■ **GOAL OF THE EXERCISE**
Without the pictures, output the records below word for word.

■ **INPUT DATA**
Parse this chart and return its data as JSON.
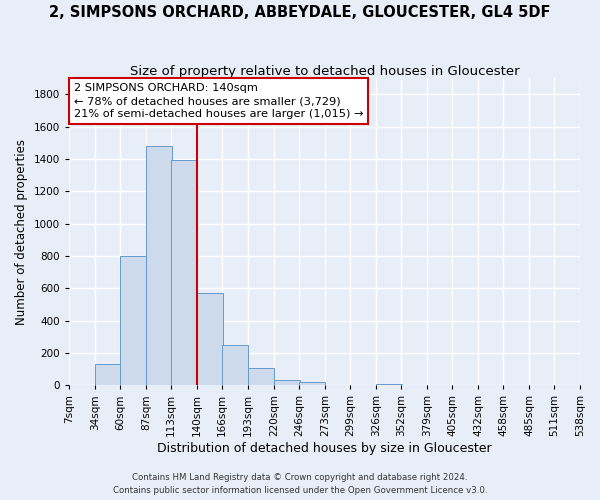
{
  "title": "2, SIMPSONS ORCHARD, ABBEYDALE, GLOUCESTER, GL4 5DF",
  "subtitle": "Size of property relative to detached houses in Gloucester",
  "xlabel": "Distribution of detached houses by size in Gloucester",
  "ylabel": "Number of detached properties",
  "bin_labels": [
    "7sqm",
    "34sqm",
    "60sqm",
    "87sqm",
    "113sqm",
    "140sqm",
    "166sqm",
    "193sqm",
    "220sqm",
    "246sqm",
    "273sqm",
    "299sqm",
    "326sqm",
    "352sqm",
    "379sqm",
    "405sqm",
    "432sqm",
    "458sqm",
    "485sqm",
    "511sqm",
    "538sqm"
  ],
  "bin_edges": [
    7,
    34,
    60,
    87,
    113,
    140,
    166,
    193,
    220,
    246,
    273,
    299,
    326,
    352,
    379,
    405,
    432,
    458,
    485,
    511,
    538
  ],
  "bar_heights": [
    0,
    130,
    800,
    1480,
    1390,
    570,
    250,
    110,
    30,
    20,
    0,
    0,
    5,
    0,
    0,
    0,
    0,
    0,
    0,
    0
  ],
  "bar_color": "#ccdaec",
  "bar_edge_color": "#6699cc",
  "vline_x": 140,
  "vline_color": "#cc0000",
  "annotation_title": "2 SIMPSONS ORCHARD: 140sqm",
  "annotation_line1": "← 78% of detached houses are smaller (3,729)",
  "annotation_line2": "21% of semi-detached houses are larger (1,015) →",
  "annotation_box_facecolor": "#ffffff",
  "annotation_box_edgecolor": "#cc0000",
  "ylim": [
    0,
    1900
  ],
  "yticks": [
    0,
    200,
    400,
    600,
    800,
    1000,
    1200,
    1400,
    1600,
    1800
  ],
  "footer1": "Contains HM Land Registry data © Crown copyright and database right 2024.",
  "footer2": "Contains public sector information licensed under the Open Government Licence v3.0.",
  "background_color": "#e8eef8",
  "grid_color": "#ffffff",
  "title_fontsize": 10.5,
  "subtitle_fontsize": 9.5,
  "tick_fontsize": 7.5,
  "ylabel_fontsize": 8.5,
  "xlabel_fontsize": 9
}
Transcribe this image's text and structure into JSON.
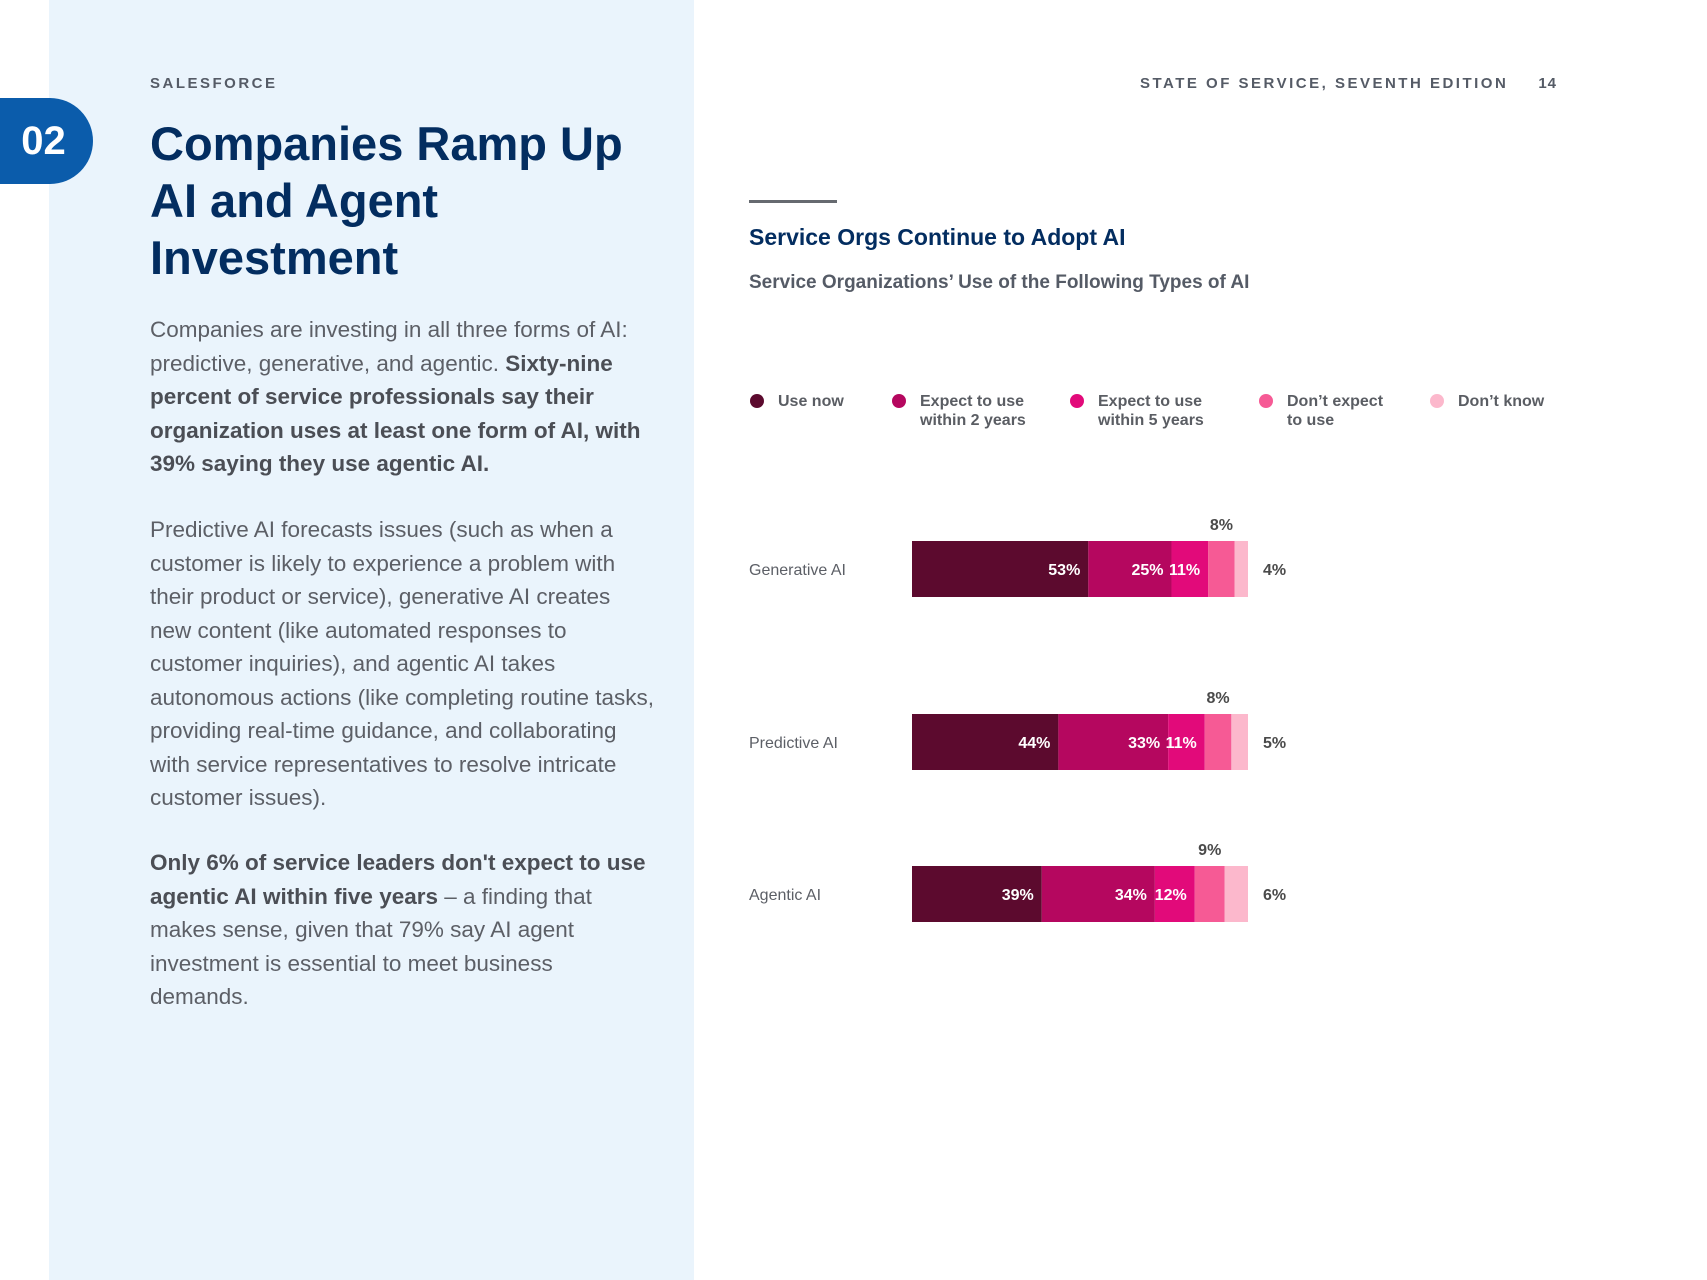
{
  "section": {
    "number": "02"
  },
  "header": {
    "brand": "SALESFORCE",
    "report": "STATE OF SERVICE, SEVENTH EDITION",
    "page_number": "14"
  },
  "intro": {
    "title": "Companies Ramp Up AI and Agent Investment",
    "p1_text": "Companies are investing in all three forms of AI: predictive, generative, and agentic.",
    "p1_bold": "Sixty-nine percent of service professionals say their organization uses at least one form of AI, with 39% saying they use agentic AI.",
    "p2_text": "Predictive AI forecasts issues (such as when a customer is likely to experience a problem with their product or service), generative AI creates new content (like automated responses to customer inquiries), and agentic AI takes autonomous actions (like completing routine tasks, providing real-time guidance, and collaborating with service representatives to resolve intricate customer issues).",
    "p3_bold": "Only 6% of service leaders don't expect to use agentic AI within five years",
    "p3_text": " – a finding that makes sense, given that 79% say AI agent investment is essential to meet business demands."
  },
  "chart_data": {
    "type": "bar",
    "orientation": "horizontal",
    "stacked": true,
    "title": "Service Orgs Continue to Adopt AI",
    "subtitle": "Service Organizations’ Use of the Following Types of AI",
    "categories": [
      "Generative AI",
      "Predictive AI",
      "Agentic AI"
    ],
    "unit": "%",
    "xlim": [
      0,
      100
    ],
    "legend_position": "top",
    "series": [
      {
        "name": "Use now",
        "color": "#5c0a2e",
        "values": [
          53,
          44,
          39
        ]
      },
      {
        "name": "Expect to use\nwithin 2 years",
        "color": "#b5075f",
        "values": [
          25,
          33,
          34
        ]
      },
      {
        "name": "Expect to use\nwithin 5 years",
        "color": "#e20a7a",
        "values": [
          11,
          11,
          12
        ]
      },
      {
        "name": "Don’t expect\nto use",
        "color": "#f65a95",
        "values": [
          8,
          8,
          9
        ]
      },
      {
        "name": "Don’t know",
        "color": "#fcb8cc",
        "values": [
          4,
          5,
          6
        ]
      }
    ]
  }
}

■ **FULL SOLUTION**
Parse this chart and return its data as JSON.
{
  "title": "2, SIMPSONS ORCHARD, ABBEYDALE, GLOUCESTER, GL4 5DF",
  "subtitle": "Size of property relative to detached houses in Gloucester",
  "xlabel": "Distribution of detached houses by size in Gloucester",
  "ylabel": "Number of detached properties",
  "bin_labels": [
    "7sqm",
    "34sqm",
    "60sqm",
    "87sqm",
    "113sqm",
    "140sqm",
    "166sqm",
    "193sqm",
    "220sqm",
    "246sqm",
    "273sqm",
    "299sqm",
    "326sqm",
    "352sqm",
    "379sqm",
    "405sqm",
    "432sqm",
    "458sqm",
    "485sqm",
    "511sqm",
    "538sqm"
  ],
  "bin_edges": [
    7,
    34,
    60,
    87,
    113,
    140,
    166,
    193,
    220,
    246,
    273,
    299,
    326,
    352,
    379,
    405,
    432,
    458,
    485,
    511,
    538
  ],
  "bar_heights": [
    0,
    130,
    800,
    1480,
    1390,
    570,
    250,
    110,
    30,
    20,
    0,
    0,
    5,
    0,
    0,
    0,
    0,
    0,
    0,
    0
  ],
  "bar_color": "#ccdaec",
  "bar_edge_color": "#6699cc",
  "vline_x": 140,
  "vline_color": "#cc0000",
  "annotation_title": "2 SIMPSONS ORCHARD: 140sqm",
  "annotation_line1": "← 78% of detached houses are smaller (3,729)",
  "annotation_line2": "21% of semi-detached houses are larger (1,015) →",
  "annotation_box_facecolor": "#ffffff",
  "annotation_box_edgecolor": "#cc0000",
  "ylim": [
    0,
    1900
  ],
  "yticks": [
    0,
    200,
    400,
    600,
    800,
    1000,
    1200,
    1400,
    1600,
    1800
  ],
  "footer1": "Contains HM Land Registry data © Crown copyright and database right 2024.",
  "footer2": "Contains public sector information licensed under the Open Government Licence v3.0.",
  "background_color": "#e8eef8",
  "grid_color": "#ffffff",
  "title_fontsize": 10.5,
  "subtitle_fontsize": 9.5,
  "tick_fontsize": 7.5,
  "ylabel_fontsize": 8.5,
  "xlabel_fontsize": 9
}
Transcribe this image's text and structure into JSON.
{
  "section": {
    "number": "02"
  },
  "header": {
    "brand": "SALESFORCE",
    "report": "STATE OF SERVICE, SEVENTH EDITION",
    "page_number": "14"
  },
  "intro": {
    "title": "Companies Ramp Up AI and Agent Investment",
    "p1_text": "Companies are investing in all three forms of AI: predictive, generative, and agentic.",
    "p1_bold": "Sixty-nine percent of service professionals say their organization uses at least one form of AI, with 39% saying they use agentic AI.",
    "p2_text": "Predictive AI forecasts issues (such as when a customer is likely to experience a problem with their product or service), generative AI creates new content (like automated responses to customer inquiries), and agentic AI takes autonomous actions (like completing routine tasks, providing real-time guidance, and collaborating with service representatives to resolve intricate customer issues).",
    "p3_bold": "Only 6% of service leaders don't expect to use agentic AI within five years",
    "p3_text": " – a finding that makes sense, given that 79% say AI agent investment is essential to meet business demands."
  },
  "chart_data": {
    "type": "bar",
    "orientation": "horizontal",
    "stacked": true,
    "title": "Service Orgs Continue to Adopt AI",
    "subtitle": "Service Organizations’ Use of the Following Types of AI",
    "categories": [
      "Generative AI",
      "Predictive AI",
      "Agentic AI"
    ],
    "unit": "%",
    "xlim": [
      0,
      100
    ],
    "legend_position": "top",
    "series": [
      {
        "name": "Use now",
        "color": "#5c0a2e",
        "values": [
          53,
          44,
          39
        ]
      },
      {
        "name": "Expect to use\nwithin 2 years",
        "color": "#b5075f",
        "values": [
          25,
          33,
          34
        ]
      },
      {
        "name": "Expect to use\nwithin 5 years",
        "color": "#e20a7a",
        "values": [
          11,
          11,
          12
        ]
      },
      {
        "name": "Don’t expect\nto use",
        "color": "#f65a95",
        "values": [
          8,
          8,
          9
        ]
      },
      {
        "name": "Don’t know",
        "color": "#fcb8cc",
        "values": [
          4,
          5,
          6
        ]
      }
    ]
  }
}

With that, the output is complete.